Convert the lines into a JSON list of strings, one string per line with blank lines left out, starting with the first line and going on through the line that contains "annotation-text: 提取完成后自动打开输出文件夹 [557,328,809,351]".
━━━━━ STORED ROWS
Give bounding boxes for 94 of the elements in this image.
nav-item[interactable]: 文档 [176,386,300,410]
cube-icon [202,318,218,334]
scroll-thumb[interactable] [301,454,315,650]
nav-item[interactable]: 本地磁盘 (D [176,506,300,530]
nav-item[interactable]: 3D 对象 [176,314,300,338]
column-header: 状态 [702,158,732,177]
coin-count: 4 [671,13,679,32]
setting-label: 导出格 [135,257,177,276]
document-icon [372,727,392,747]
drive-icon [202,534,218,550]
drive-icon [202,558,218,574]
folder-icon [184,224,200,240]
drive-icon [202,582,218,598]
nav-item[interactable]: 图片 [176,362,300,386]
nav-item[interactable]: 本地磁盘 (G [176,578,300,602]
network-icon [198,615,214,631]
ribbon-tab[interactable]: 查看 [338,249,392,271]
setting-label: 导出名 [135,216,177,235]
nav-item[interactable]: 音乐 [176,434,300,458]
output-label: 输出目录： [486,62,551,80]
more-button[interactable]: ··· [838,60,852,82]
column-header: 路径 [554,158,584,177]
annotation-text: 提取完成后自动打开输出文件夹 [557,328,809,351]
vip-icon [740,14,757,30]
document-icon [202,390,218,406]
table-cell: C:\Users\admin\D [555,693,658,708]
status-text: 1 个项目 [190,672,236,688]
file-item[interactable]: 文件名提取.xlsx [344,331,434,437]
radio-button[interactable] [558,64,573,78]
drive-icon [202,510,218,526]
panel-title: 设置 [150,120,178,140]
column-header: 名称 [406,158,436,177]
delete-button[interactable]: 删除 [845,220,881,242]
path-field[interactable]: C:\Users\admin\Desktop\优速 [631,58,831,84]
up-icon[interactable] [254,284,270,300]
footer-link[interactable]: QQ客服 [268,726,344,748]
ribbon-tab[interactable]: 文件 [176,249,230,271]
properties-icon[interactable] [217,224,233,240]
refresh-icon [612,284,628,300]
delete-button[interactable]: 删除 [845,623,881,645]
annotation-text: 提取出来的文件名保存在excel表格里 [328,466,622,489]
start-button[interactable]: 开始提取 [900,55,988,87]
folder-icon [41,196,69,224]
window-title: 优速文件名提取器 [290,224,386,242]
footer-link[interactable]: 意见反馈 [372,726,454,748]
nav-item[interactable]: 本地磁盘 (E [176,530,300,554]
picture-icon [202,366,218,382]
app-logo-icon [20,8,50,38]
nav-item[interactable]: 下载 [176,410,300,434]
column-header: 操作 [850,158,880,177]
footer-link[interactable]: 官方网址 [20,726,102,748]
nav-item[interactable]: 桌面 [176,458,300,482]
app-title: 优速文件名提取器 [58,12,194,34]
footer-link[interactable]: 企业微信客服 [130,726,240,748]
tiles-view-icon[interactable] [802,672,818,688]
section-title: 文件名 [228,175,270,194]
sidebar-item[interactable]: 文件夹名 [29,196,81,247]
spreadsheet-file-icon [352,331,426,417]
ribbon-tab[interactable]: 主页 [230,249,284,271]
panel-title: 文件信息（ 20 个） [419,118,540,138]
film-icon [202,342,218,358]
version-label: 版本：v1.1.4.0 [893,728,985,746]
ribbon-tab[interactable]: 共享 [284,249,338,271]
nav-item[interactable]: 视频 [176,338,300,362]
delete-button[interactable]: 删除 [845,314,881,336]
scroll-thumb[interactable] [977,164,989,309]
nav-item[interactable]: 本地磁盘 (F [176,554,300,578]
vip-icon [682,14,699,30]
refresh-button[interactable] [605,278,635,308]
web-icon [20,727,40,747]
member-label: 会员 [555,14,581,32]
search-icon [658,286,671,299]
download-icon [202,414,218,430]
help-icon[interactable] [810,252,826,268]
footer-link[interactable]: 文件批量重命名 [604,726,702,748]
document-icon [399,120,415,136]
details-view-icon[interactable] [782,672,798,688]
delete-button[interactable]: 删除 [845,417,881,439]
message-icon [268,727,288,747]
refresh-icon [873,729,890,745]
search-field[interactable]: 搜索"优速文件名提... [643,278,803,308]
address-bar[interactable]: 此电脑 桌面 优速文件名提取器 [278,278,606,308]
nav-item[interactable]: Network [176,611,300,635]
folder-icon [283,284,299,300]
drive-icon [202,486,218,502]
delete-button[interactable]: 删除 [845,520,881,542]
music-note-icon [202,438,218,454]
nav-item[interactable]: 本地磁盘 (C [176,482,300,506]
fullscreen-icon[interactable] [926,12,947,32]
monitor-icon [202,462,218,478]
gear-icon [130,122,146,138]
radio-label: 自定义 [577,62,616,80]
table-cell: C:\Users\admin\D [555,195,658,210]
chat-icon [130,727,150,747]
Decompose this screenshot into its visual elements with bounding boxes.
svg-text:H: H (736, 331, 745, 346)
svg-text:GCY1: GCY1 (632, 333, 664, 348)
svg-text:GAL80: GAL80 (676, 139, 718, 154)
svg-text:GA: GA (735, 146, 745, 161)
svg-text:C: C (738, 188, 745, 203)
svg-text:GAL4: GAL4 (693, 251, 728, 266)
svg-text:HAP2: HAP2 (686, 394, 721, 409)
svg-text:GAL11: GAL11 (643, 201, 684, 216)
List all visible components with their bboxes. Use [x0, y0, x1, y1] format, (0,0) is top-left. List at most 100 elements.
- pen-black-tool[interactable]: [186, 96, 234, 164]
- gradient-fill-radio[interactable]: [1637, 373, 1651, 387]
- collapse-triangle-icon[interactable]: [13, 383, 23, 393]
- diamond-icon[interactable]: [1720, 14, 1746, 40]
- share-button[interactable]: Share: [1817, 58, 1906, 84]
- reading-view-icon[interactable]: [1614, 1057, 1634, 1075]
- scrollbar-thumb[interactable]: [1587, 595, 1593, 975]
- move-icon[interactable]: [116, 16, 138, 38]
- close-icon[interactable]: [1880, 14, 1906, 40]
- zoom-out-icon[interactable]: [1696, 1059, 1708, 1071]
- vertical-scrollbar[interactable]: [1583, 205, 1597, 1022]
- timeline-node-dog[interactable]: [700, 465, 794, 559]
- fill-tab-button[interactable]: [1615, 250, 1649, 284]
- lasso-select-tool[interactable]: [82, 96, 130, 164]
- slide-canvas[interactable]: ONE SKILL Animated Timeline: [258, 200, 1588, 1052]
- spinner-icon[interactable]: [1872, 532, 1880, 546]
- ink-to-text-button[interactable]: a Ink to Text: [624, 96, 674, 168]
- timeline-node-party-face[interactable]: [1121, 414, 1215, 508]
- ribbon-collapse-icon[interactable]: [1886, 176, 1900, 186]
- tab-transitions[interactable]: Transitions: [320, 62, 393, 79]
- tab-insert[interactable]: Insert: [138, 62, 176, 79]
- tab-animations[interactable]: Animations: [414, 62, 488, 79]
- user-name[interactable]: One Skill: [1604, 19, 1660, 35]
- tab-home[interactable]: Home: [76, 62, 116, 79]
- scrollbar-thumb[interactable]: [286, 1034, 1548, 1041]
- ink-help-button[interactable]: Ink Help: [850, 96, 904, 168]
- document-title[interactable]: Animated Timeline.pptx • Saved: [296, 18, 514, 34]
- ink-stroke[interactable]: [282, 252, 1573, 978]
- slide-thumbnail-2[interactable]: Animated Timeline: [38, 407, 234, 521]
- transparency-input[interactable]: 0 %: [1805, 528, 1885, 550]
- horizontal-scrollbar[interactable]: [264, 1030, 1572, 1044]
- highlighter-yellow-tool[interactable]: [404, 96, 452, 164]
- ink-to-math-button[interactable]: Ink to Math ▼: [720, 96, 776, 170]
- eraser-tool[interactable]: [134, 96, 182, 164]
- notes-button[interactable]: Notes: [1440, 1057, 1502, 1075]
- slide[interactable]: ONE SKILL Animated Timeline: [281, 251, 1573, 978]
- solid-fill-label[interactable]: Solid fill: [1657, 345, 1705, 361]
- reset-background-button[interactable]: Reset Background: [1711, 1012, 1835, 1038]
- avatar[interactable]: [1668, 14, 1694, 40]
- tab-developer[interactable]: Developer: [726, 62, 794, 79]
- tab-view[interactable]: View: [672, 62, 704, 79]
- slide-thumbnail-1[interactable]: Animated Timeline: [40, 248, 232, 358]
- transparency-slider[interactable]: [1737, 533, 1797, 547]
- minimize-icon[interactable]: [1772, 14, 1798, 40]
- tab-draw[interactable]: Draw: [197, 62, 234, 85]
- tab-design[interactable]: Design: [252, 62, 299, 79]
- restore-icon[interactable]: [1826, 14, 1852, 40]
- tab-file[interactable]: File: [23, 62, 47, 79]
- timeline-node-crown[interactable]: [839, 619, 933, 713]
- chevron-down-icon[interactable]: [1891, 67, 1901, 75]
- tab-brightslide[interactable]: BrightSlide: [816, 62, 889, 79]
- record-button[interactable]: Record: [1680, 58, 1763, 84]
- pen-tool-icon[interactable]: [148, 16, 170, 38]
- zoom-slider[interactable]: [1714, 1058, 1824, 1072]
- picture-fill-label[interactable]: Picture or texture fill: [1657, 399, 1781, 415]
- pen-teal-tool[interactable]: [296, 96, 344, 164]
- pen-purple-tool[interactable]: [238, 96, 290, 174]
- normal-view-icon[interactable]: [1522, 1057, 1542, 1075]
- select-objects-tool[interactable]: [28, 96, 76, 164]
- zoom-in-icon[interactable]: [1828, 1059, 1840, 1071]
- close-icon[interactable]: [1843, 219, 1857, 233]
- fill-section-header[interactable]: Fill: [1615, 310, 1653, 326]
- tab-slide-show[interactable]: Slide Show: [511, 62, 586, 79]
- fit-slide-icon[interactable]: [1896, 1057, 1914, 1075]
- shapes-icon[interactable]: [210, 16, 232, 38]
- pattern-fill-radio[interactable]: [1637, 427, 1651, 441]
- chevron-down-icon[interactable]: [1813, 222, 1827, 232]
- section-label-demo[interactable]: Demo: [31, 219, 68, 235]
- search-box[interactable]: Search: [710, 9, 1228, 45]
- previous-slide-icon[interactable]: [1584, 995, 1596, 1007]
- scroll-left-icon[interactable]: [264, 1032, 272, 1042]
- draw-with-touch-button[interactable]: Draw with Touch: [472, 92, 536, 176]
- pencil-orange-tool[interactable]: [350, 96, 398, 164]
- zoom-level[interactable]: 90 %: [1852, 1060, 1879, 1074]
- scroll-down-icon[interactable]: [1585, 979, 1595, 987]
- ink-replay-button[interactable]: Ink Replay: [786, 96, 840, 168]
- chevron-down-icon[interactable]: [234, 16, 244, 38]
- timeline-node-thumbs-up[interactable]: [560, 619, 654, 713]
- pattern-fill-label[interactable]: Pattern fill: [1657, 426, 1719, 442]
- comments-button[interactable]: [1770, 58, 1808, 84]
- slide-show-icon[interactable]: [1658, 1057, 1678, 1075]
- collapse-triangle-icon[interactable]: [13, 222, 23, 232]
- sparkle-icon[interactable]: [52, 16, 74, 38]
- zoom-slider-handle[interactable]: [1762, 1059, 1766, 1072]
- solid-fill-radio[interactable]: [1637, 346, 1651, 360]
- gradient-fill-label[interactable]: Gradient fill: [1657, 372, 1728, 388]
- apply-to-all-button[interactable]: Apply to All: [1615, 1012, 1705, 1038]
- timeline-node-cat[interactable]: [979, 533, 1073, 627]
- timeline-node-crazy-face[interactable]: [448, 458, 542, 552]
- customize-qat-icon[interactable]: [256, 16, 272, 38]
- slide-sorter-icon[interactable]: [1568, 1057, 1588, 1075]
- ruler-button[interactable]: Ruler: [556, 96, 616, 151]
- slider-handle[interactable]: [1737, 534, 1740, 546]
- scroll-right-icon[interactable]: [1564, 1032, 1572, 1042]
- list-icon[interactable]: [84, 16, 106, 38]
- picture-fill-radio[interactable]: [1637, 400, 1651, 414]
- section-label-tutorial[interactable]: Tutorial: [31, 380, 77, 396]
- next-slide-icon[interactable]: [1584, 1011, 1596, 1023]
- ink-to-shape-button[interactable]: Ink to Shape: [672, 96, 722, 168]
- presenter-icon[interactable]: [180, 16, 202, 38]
━━━━━━━━━━
REPLY:
[
  "Give bounding boxes for 94 of the elements in this image.",
  "nav-item[interactable]: 文档 [176,386,300,410]",
  "cube-icon [202,318,218,334]",
  "scroll-thumb[interactable] [301,454,315,650]",
  "nav-item[interactable]: 本地磁盘 (D [176,506,300,530]",
  "nav-item[interactable]: 3D 对象 [176,314,300,338]",
  "column-header: 状态 [702,158,732,177]",
  "coin-count: 4 [671,13,679,32]",
  "setting-label: 导出格 [135,257,177,276]",
  "document-icon [372,727,392,747]",
  "drive-icon [202,534,218,550]",
  "drive-icon [202,558,218,574]",
  "folder-icon [184,224,200,240]",
  "drive-icon [202,582,218,598]",
  "nav-item[interactable]: 图片 [176,362,300,386]",
  "nav-item[interactable]: 本地磁盘 (G [176,578,300,602]",
  "network-icon [198,615,214,631]",
  "ribbon-tab[interactable]: 查看 [338,249,392,271]",
  "setting-label: 导出名 [135,216,177,235]",
  "nav-item[interactable]: 音乐 [176,434,300,458]",
  "output-label: 输出目录： [486,62,551,80]",
  "more-button[interactable]: ··· [838,60,852,82]",
  "column-header: 路径 [554,158,584,177]",
  "annotation-text: 提取完成后自动打开输出文件夹 [557,328,809,351]"
]